- _EXERCISE DESCRIPTION_:
Arrange the records as a Markdown table with the columns No. and Record line. Number each row and skip blank lines, starting with the first line of the records and going on through the line containing "data-point [737,469,742,474]", both included.

- _AVAILABLE DATA_:
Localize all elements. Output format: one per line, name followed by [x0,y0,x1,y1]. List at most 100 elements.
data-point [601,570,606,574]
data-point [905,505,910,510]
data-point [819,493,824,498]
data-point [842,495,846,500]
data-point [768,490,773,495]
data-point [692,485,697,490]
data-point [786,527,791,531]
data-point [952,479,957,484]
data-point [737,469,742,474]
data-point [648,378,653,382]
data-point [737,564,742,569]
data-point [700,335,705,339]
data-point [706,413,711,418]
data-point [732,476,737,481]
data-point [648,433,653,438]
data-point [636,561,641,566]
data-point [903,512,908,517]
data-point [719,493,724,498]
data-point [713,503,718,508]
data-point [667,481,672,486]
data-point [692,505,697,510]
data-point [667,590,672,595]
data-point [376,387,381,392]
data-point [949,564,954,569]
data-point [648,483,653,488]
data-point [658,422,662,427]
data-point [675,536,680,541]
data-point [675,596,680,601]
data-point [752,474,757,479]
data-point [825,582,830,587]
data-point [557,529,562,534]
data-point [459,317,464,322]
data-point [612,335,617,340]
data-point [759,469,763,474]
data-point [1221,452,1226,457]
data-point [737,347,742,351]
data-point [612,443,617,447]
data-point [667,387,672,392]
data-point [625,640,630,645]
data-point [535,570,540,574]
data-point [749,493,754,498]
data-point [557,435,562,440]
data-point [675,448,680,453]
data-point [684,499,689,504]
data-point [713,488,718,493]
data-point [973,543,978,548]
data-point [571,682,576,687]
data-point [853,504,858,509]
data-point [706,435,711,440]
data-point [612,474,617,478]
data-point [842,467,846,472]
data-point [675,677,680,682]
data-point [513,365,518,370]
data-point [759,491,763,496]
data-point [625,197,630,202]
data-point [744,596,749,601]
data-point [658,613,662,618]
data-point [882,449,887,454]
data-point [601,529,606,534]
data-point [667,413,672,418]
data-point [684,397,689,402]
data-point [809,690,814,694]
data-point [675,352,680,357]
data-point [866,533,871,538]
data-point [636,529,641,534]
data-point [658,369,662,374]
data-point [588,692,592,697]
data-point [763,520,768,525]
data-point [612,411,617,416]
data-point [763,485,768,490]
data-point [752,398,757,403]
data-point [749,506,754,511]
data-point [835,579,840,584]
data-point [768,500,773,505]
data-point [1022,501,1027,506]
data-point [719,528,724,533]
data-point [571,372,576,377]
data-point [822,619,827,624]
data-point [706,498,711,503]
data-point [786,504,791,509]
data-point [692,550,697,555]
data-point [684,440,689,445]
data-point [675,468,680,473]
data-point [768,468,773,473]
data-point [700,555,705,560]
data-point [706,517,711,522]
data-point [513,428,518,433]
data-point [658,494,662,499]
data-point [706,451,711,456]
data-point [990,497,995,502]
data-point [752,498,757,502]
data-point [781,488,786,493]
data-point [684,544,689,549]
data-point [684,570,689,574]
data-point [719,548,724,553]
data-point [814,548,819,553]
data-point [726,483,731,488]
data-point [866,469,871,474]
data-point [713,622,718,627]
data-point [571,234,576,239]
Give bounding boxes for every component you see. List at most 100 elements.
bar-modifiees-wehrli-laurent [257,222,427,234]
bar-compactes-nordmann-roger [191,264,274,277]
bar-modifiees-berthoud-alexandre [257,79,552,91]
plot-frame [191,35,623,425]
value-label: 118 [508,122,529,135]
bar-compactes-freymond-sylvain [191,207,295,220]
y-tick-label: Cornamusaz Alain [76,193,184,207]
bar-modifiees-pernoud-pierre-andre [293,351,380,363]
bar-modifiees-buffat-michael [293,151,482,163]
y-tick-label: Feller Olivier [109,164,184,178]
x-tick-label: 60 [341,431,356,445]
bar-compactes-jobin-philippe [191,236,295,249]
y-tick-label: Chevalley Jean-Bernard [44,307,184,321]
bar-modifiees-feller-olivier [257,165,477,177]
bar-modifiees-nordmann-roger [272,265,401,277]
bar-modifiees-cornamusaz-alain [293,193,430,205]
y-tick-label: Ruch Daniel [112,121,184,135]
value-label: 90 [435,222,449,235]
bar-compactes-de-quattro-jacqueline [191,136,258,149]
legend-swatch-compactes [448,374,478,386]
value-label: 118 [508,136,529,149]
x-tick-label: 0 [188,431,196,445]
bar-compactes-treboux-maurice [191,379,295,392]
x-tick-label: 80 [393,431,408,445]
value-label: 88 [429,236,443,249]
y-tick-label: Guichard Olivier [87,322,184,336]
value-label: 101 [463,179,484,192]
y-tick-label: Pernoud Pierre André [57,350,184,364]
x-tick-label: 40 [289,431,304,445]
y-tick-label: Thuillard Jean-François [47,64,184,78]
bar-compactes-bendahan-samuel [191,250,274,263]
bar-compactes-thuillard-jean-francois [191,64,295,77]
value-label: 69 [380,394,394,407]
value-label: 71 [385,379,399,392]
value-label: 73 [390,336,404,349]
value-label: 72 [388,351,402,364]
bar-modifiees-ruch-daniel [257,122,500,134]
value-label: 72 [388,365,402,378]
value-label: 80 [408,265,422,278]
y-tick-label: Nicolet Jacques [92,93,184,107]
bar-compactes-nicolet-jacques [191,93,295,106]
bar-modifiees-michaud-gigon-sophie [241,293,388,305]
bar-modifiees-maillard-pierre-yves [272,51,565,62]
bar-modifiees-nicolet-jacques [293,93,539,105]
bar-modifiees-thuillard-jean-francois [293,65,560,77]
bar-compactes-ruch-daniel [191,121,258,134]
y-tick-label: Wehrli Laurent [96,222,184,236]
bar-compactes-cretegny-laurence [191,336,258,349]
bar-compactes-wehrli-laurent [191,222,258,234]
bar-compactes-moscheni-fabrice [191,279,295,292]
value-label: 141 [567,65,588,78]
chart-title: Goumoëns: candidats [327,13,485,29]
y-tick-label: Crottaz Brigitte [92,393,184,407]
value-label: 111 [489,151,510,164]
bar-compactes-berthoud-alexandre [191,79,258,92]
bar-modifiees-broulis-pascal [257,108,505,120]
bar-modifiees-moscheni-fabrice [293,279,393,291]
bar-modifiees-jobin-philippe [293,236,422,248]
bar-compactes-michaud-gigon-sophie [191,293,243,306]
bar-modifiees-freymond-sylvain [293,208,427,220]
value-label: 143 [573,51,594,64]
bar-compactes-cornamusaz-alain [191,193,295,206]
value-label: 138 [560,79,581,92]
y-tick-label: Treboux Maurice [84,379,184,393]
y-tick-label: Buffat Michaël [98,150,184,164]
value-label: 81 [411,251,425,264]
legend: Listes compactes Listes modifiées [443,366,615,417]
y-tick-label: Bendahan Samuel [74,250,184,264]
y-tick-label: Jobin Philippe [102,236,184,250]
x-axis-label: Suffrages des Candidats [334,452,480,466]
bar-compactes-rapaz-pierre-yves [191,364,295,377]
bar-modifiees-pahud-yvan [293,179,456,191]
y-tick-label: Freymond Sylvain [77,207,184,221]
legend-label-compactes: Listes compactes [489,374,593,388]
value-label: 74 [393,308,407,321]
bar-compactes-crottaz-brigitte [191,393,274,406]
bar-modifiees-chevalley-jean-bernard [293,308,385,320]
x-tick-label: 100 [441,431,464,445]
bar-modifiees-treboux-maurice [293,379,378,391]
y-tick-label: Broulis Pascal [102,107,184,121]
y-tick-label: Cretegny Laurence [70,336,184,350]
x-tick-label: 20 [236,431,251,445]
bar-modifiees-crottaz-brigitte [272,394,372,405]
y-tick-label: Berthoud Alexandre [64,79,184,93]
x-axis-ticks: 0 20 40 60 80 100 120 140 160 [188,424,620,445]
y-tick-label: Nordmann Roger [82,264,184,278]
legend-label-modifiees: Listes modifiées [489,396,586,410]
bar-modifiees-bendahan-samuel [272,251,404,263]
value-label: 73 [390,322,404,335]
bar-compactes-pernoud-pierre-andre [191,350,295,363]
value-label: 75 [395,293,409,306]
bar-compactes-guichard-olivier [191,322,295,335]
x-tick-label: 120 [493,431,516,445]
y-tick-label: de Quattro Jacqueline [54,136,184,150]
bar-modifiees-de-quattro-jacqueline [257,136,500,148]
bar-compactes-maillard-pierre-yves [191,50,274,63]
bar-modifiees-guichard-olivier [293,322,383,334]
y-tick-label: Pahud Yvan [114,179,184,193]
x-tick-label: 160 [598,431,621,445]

- _RESULT OF THIS TASK_:
| No. | Record line |
|---|---|
| 1 | Localize all elements. Output format: one per line, name followed by [x0,y0,x1,y1]. List at most 100 elements. |
| 2 | data-point [601,570,606,574] |
| 3 | data-point [905,505,910,510] |
| 4 | data-point [819,493,824,498] |
| 5 | data-point [842,495,846,500] |
| 6 | data-point [768,490,773,495] |
| 7 | data-point [692,485,697,490] |
| 8 | data-point [786,527,791,531] |
| 9 | data-point [952,479,957,484] |
| 10 | data-point [737,469,742,474] |